[start]

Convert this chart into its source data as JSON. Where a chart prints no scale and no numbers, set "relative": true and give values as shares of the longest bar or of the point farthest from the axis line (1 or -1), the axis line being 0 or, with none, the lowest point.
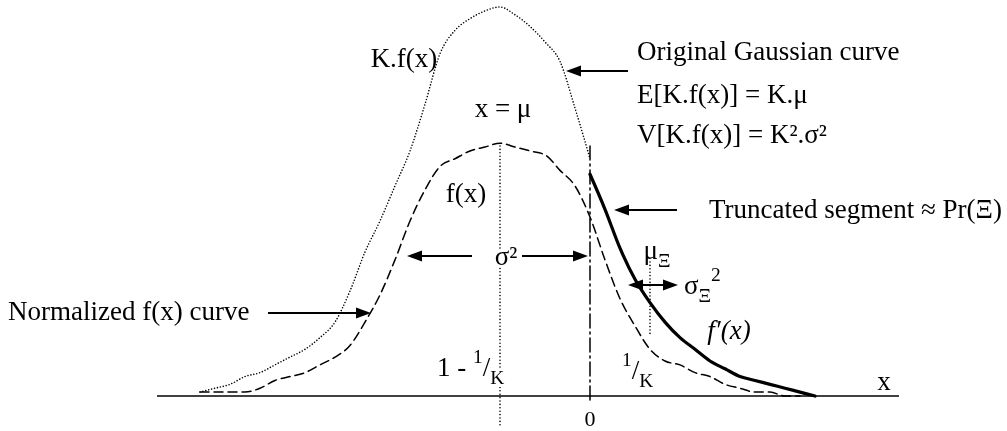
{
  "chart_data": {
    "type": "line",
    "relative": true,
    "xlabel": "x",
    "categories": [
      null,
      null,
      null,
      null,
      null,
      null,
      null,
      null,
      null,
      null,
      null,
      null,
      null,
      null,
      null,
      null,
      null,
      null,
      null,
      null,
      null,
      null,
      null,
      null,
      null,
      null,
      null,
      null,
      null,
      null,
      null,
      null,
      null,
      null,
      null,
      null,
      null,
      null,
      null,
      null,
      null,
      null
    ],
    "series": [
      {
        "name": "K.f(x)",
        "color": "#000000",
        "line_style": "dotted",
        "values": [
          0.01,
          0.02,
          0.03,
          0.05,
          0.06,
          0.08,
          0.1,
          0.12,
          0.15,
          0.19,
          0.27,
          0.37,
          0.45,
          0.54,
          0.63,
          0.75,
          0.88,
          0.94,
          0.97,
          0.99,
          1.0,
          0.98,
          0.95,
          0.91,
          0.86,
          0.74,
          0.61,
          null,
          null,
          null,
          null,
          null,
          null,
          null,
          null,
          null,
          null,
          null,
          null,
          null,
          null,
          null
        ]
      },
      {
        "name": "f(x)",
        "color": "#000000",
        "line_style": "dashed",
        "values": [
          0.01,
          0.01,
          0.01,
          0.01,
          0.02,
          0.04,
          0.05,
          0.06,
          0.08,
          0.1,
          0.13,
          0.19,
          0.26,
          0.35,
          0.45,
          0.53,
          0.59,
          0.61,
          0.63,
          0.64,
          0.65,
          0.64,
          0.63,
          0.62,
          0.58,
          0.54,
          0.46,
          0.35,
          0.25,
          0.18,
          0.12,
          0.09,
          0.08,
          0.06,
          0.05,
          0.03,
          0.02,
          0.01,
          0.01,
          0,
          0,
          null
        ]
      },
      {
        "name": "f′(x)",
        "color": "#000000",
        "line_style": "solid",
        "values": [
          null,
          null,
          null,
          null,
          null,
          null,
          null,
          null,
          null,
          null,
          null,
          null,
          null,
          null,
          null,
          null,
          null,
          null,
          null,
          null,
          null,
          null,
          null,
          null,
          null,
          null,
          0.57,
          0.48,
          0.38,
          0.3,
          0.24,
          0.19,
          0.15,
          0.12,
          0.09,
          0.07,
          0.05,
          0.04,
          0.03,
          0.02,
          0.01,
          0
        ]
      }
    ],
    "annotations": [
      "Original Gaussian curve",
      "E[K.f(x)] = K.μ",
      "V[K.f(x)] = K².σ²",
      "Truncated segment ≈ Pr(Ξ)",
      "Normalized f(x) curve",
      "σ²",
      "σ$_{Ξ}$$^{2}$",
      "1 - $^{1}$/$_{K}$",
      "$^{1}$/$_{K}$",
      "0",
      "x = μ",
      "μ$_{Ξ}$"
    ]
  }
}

[end]
[start]

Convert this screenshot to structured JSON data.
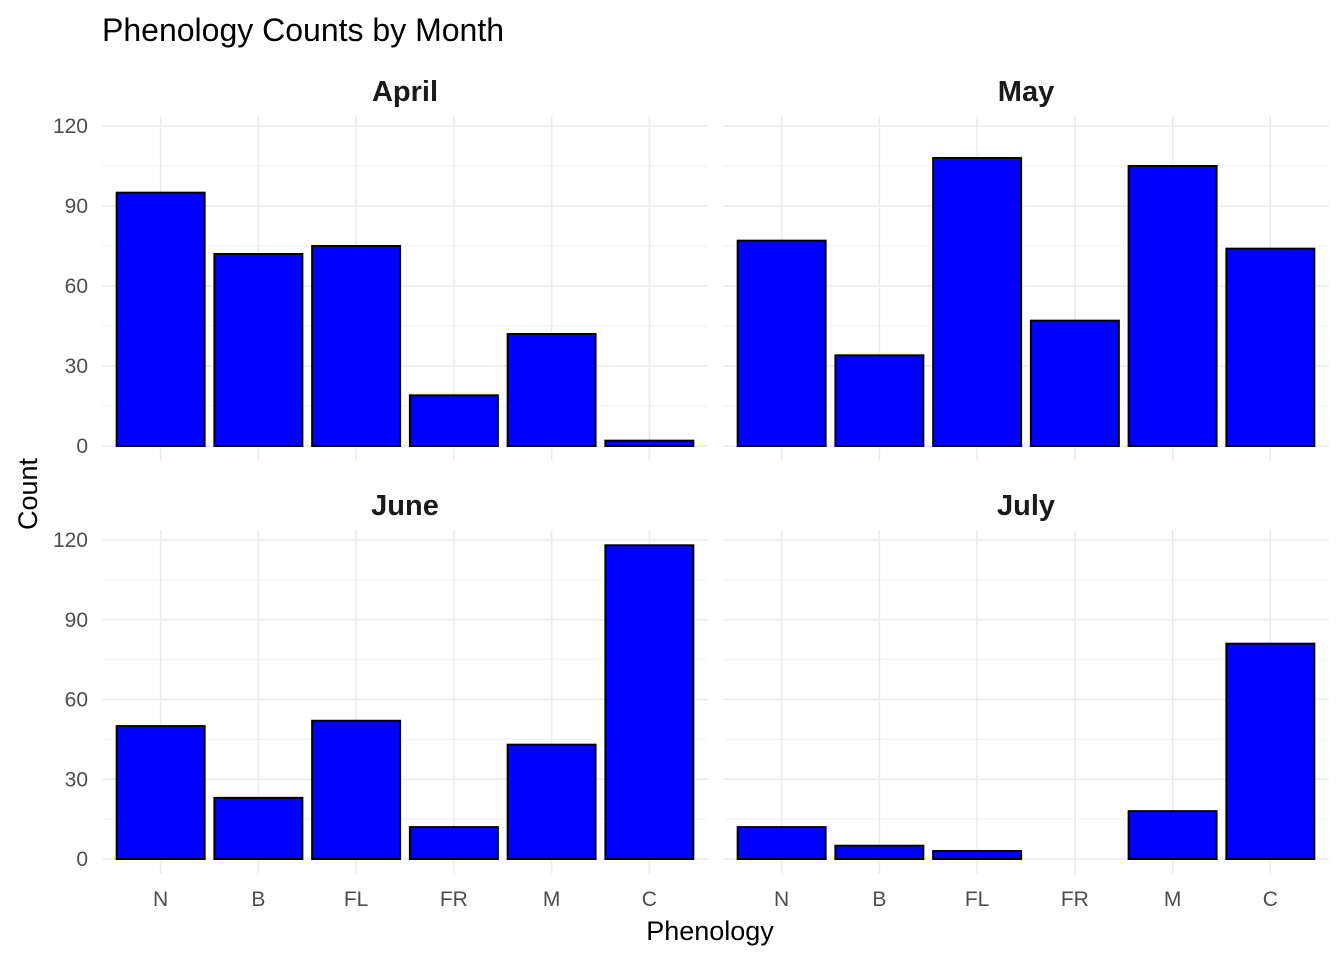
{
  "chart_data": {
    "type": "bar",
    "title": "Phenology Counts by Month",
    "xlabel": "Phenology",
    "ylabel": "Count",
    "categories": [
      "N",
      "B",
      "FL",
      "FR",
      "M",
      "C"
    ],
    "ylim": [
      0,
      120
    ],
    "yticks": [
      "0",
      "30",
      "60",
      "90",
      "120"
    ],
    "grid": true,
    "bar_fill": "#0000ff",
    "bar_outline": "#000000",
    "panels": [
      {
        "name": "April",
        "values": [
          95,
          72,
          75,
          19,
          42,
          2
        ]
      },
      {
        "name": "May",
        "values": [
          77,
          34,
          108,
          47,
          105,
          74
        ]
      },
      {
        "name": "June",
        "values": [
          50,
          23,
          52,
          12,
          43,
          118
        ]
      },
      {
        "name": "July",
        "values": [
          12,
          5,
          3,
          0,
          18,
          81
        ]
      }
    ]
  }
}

[end]

- **WHAT IS BEING ASKED**
Only a number is wanted: how many lines of the material include the word "JSON".

- **SOLUTION TO THIS EXERCISE**
2